**To be done**
Exact reproduction of the data is required, with images excluded.

**Data for the task**
********

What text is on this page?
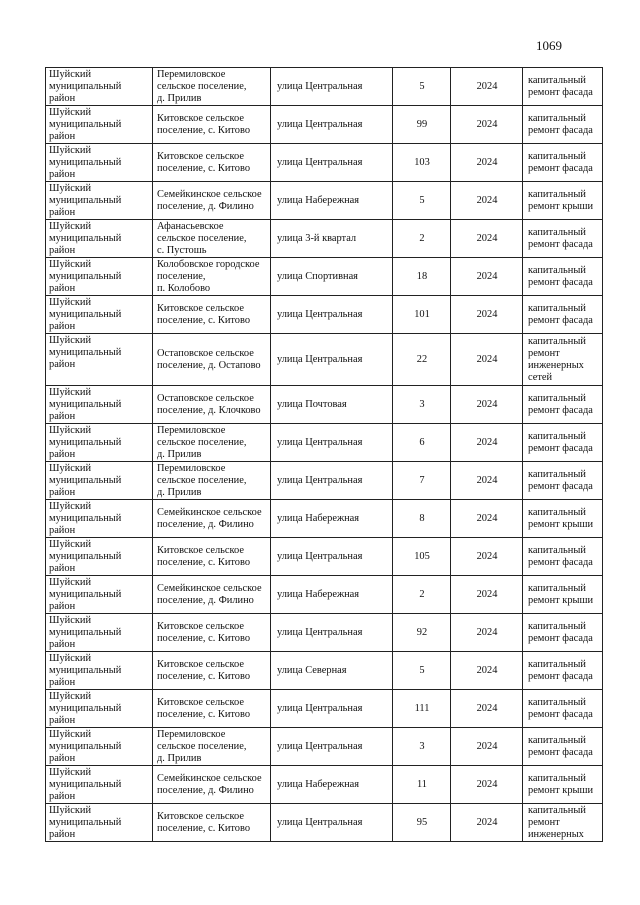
1069
Шуйский
муниципальный
район	Перемиловское
сельское поселение,
д. Прилив	улица Центральная	5	2024	капитальный
ремонт фасада

Шуйский
муниципальный
район	Китовское сельское
поселение, с. Китово	улица Центральная	99	2024	капитальный
ремонт фасада

Шуйский
муниципальный
район	Китовское сельское
поселение, с. Китово	улица Центральная	103	2024	капитальный
ремонт фасада

Шуйский
муниципальный
район	Семейкинское сельское
поселение, д. Филино	улица Набережная	5	2024	капитальный
ремонт крыши

Шуйский
муниципальный
район	Афанасьевское
сельское поселение,
с. Пустошь	улица 3-й квартал	2	2024	капитальный
ремонт фасада

Шуйский
муниципальный
район	Колобовское городское
поселение,
п. Колобово	улица Спортивная	18	2024	капитальный
ремонт фасада

Шуйский
муниципальный
район	Китовское сельское
поселение, с. Китово	улица Центральная	101	2024	капитальный
ремонт фасада

Шуйский
муниципальный
район	Остаповское сельское
поселение, д. Остапово	улица Центральная	22	2024	капитальный
ремонт
инженерных
сетей

Шуйский
муниципальный
район	Остаповское сельское
поселение, д. Клочково	улица Почтовая	3	2024	капитальный
ремонт фасада

Шуйский
муниципальный
район	Перемиловское
сельское поселение,
д. Прилив	улица Центральная	6	2024	капитальный
ремонт фасада

Шуйский
муниципальный
район	Перемиловское
сельское поселение,
д. Прилив	улица Центральная	7	2024	капитальный
ремонт фасада

Шуйский
муниципальный
район	Семейкинское сельское
поселение, д. Филино	улица Набережная	8	2024	капитальный
ремонт крыши

Шуйский
муниципальный
район	Китовское сельское
поселение, с. Китово	улица Центральная	105	2024	капитальный
ремонт фасада

Шуйский
муниципальный
район	Семейкинское сельское
поселение, д. Филино	улица Набережная	2	2024	капитальный
ремонт крыши

Шуйский
муниципальный
район	Китовское сельское
поселение, с. Китово	улица Центральная	92	2024	капитальный
ремонт фасада

Шуйский
муниципальный
район	Китовское сельское
поселение, с. Китово	улица Северная	5	2024	капитальный
ремонт фасада

Шуйский
муниципальный
район	Китовское сельское
поселение, с. Китово	улица Центральная	111	2024	капитальный
ремонт фасада

Шуйский
муниципальный
район	Перемиловское
сельское поселение,
д. Прилив	улица Центральная	3	2024	капитальный
ремонт фасада

Шуйский
муниципальный
район	Семейкинское сельское
поселение, д. Филино	улица Набережная	11	2024	капитальный
ремонт крыши

Шуйский
муниципальный
район	Китовское сельское
поселение, с. Китово	улица Центральная	95	2024	капитальный
ремонт
инженерных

********

**Correct response**
What text is on this page?
1069
Шуйский
муниципальный
район	Перемиловское
сельское поселение,
д. Прилив	улица Центральная	5	2024	капитальный
ремонт фасада

Шуйский
муниципальный
район	Китовское сельское
поселение, с. Китово	улица Центральная	99	2024	капитальный
ремонт фасада

Шуйский
муниципальный
район	Китовское сельское
поселение, с. Китово	улица Центральная	103	2024	капитальный
ремонт фасада

Шуйский
муниципальный
район	Семейкинское сельское
поселение, д. Филино	улица Набережная	5	2024	капитальный
ремонт крыши

Шуйский
муниципальный
район	Афанасьевское
сельское поселение,
с. Пустошь	улица 3-й квартал	2	2024	капитальный
ремонт фасада

Шуйский
муниципальный
район	Колобовское городское
поселение,
п. Колобово	улица Спортивная	18	2024	капитальный
ремонт фасада

Шуйский
муниципальный
район	Китовское сельское
поселение, с. Китово	улица Центральная	101	2024	капитальный
ремонт фасада

Шуйский
муниципальный
район	Остаповское сельское
поселение, д. Остапово	улица Центральная	22	2024	капитальный
ремонт
инженерных
сетей

Шуйский
муниципальный
район	Остаповское сельское
поселение, д. Клочково	улица Почтовая	3	2024	капитальный
ремонт фасада

Шуйский
муниципальный
район	Перемиловское
сельское поселение,
д. Прилив	улица Центральная	6	2024	капитальный
ремонт фасада

Шуйский
муниципальный
район	Перемиловское
сельское поселение,
д. Прилив	улица Центральная	7	2024	капитальный
ремонт фасада

Шуйский
муниципальный
район	Семейкинское сельское
поселение, д. Филино	улица Набережная	8	2024	капитальный
ремонт крыши

Шуйский
муниципальный
район	Китовское сельское
поселение, с. Китово	улица Центральная	105	2024	капитальный
ремонт фасада

Шуйский
муниципальный
район	Семейкинское сельское
поселение, д. Филино	улица Набережная	2	2024	капитальный
ремонт крыши

Шуйский
муниципальный
район	Китовское сельское
поселение, с. Китово	улица Центральная	92	2024	капитальный
ремонт фасада

Шуйский
муниципальный
район	Китовское сельское
поселение, с. Китово	улица Северная	5	2024	капитальный
ремонт фасада

Шуйский
муниципальный
район	Китовское сельское
поселение, с. Китово	улица Центральная	111	2024	капитальный
ремонт фасада

Шуйский
муниципальный
район	Перемиловское
сельское поселение,
д. Прилив	улица Центральная	3	2024	капитальный
ремонт фасада

Шуйский
муниципальный
район	Семейкинское сельское
поселение, д. Филино	улица Набережная	11	2024	капитальный
ремонт крыши

Шуйский
муниципальный
район	Китовское сельское
поселение, с. Китово	улица Центральная	95	2024	капитальный
ремонт
инженерных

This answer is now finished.